── Material provided

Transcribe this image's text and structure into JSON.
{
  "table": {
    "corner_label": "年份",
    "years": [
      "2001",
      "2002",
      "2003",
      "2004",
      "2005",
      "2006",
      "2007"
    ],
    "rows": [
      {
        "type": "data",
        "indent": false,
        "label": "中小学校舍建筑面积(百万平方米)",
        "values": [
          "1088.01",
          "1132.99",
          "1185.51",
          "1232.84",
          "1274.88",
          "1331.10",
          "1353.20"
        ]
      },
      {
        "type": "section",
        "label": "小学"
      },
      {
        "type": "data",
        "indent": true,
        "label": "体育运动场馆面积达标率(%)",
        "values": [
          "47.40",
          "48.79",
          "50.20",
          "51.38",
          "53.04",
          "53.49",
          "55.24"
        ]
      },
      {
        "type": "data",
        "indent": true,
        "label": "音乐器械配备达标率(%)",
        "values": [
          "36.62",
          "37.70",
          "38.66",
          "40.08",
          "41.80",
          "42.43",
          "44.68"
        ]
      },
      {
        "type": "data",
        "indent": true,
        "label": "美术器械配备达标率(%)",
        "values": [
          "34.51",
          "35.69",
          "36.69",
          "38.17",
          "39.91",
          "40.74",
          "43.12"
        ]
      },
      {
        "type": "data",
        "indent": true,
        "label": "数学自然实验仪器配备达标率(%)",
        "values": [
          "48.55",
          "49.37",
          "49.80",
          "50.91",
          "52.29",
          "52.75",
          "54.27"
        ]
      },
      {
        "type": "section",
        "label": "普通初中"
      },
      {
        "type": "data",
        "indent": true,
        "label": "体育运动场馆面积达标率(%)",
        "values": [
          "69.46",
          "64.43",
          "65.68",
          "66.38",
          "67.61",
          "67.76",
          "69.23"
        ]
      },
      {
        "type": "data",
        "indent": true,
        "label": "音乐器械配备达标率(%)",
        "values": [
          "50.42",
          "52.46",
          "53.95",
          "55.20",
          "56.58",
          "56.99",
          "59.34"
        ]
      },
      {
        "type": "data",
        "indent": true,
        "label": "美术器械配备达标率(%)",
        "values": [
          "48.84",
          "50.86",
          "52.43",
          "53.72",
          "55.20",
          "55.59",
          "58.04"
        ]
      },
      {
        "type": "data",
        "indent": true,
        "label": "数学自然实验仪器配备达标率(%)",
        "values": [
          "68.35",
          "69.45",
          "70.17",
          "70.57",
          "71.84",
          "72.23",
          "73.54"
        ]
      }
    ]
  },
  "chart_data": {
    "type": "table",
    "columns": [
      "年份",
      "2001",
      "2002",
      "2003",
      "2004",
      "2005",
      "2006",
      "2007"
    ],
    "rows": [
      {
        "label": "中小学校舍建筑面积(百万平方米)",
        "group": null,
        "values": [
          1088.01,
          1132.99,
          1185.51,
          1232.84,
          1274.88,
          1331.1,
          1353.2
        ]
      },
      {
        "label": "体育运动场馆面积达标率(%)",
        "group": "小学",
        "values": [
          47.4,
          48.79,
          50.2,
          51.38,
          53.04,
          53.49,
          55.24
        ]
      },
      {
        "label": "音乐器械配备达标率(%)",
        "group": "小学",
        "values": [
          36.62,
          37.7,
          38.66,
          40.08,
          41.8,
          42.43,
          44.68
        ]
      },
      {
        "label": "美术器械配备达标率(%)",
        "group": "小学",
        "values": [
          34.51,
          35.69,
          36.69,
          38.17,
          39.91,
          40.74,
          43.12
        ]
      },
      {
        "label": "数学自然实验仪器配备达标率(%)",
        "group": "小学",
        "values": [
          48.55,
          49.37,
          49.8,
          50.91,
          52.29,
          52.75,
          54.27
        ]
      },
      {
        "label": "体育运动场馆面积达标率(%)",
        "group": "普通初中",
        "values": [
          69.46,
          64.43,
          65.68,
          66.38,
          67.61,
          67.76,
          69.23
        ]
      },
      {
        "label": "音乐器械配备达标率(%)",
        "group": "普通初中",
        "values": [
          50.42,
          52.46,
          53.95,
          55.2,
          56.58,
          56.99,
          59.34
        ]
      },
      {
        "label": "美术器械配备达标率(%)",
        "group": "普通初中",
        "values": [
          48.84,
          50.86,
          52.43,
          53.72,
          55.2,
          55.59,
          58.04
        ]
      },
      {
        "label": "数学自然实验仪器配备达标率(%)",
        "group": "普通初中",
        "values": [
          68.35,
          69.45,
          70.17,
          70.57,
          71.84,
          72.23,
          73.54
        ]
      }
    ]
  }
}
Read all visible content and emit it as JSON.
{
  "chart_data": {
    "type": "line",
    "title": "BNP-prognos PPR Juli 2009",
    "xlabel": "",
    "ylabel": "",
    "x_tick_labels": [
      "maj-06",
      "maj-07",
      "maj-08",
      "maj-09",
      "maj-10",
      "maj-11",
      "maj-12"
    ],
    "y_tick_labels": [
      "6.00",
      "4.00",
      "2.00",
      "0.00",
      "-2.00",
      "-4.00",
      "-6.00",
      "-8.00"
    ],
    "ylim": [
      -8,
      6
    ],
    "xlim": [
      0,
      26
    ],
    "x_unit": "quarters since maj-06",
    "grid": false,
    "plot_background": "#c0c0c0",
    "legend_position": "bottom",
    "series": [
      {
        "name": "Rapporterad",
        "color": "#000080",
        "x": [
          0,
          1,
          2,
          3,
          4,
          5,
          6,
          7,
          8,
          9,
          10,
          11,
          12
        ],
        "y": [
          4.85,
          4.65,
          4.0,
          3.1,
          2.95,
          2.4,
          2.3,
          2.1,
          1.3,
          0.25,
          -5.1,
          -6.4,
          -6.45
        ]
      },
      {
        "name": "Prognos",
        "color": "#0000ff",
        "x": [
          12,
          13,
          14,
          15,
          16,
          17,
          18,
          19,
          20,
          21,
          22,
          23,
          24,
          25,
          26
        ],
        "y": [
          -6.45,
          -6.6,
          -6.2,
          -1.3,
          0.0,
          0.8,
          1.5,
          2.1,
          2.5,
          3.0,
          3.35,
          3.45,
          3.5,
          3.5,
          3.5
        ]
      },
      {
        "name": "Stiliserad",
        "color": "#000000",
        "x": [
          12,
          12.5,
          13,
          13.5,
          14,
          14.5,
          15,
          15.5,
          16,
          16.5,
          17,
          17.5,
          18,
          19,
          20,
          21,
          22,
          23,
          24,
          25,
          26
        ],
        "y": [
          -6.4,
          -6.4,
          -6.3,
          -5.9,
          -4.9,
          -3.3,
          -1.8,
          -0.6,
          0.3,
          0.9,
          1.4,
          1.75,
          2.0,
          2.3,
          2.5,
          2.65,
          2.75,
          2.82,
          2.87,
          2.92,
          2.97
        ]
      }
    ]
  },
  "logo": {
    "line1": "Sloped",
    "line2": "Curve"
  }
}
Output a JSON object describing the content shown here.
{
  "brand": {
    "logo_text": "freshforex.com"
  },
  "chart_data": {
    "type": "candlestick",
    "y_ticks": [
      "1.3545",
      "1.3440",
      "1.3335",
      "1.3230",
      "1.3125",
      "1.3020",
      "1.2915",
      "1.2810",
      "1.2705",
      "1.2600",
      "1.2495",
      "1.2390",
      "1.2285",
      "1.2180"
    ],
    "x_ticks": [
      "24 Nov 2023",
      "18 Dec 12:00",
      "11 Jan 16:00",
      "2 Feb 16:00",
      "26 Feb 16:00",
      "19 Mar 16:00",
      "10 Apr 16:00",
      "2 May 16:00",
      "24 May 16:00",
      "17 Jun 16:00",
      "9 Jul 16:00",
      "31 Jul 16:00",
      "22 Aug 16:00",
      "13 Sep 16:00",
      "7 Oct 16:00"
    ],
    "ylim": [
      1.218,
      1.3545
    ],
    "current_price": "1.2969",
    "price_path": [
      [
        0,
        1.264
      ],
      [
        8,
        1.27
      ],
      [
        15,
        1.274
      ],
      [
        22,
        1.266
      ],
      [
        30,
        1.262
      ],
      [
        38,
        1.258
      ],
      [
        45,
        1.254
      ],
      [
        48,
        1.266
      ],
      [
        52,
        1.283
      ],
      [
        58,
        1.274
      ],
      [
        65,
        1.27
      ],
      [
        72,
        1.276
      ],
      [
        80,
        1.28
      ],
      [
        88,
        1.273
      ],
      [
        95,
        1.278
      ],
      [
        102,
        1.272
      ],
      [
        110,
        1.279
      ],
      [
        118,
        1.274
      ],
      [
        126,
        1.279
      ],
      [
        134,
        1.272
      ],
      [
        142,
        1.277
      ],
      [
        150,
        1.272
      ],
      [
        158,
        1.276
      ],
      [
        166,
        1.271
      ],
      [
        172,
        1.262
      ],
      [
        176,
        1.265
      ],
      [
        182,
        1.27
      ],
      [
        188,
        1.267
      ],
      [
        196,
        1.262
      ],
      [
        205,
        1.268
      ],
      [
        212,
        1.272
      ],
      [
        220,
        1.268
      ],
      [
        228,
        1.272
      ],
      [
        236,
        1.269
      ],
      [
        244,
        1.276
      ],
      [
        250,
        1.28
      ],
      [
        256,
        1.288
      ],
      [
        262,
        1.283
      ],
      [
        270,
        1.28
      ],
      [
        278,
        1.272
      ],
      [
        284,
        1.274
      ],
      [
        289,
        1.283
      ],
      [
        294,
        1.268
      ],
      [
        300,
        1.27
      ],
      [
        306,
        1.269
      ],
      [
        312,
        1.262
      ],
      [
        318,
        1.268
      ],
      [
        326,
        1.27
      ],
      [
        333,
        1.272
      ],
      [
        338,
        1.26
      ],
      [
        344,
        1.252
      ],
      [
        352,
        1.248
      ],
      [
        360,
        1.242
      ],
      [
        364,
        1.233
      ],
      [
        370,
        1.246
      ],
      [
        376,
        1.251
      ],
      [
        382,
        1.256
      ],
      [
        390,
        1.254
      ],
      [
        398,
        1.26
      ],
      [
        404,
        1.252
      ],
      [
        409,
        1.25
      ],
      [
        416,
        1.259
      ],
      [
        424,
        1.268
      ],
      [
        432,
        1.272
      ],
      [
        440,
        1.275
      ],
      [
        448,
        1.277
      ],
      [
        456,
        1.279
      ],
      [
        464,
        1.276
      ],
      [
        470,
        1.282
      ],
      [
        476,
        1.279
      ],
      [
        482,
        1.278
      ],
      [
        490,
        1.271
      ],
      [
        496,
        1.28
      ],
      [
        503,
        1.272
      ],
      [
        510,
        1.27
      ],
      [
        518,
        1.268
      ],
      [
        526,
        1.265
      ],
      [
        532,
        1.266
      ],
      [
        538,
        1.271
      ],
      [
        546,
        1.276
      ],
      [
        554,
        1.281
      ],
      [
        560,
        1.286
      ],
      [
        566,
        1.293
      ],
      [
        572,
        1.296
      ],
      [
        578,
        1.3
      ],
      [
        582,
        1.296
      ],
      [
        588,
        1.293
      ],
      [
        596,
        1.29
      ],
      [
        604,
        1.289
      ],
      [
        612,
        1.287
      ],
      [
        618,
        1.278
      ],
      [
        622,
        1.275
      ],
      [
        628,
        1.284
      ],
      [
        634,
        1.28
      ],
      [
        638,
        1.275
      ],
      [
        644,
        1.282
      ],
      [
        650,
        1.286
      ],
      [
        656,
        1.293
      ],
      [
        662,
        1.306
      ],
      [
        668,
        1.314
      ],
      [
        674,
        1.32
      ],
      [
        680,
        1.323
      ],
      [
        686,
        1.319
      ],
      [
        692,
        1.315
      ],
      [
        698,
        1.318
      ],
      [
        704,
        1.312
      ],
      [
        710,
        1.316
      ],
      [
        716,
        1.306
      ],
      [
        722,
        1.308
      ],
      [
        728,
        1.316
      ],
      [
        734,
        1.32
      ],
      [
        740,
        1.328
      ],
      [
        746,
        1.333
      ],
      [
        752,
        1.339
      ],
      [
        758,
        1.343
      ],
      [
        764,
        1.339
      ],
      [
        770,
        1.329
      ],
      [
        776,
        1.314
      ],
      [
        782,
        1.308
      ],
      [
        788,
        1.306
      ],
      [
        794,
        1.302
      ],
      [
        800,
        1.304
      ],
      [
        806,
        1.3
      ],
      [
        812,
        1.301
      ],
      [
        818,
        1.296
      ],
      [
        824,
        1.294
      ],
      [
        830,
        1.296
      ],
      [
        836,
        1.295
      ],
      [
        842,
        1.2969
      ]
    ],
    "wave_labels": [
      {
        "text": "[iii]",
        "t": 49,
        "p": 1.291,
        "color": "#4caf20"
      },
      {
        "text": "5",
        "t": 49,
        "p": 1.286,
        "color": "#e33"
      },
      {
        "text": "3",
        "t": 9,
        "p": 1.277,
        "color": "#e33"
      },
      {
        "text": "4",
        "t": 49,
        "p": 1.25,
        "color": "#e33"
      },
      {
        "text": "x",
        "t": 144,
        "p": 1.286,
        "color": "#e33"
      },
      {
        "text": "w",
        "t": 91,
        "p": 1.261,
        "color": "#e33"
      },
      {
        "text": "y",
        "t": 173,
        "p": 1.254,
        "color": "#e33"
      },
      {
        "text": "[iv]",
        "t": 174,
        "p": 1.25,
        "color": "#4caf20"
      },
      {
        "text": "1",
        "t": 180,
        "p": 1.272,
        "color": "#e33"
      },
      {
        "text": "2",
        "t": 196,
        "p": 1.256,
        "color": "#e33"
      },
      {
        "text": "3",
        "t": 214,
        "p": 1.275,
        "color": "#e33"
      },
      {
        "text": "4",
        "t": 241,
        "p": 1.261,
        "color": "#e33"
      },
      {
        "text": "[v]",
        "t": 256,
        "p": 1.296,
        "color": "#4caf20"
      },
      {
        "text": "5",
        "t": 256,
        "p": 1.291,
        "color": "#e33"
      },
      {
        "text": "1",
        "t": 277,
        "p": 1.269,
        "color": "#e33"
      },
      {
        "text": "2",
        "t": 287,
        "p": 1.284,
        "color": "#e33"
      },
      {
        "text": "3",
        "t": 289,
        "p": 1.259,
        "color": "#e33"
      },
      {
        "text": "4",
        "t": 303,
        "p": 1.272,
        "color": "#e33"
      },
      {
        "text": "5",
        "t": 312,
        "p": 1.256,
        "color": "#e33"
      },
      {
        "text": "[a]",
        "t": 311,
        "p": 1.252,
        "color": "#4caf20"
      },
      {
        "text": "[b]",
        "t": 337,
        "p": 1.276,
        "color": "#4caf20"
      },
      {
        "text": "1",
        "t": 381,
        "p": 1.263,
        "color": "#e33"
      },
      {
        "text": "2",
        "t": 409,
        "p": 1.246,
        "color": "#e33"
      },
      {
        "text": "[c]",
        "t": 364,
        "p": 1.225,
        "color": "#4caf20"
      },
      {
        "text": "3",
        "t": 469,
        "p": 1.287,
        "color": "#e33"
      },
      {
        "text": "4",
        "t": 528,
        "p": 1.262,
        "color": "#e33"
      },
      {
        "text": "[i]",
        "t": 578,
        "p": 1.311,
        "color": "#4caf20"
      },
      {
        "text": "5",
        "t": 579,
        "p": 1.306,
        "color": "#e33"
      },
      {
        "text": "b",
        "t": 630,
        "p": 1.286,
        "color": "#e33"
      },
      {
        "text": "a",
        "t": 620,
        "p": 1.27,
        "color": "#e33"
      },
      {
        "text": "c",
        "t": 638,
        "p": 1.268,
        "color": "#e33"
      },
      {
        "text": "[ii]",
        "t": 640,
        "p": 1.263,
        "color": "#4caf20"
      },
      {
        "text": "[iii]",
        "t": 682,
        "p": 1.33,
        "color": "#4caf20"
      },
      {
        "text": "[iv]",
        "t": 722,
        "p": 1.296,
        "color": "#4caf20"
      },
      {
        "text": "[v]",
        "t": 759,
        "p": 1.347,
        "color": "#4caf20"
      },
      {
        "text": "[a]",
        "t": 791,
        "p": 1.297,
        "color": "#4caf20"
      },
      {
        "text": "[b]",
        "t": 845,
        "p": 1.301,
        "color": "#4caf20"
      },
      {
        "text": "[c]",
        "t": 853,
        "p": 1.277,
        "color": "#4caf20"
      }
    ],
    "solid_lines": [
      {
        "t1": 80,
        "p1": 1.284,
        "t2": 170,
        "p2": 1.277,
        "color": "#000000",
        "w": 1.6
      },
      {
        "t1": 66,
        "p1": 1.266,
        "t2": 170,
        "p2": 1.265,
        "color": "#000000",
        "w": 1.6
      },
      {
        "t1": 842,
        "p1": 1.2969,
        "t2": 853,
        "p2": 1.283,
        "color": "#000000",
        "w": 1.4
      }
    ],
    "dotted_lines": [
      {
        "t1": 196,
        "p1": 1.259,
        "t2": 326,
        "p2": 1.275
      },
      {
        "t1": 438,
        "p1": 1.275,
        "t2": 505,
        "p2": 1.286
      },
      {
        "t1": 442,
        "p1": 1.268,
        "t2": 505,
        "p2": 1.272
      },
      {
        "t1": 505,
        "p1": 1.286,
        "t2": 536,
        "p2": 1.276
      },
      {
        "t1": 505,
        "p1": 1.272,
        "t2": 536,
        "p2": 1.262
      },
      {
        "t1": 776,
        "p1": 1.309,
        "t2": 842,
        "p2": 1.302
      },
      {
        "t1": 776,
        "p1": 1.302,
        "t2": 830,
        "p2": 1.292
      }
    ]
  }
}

────

## Request
Only a number is wanted: how many lines of the data above contain "content"?

## Worked answer
2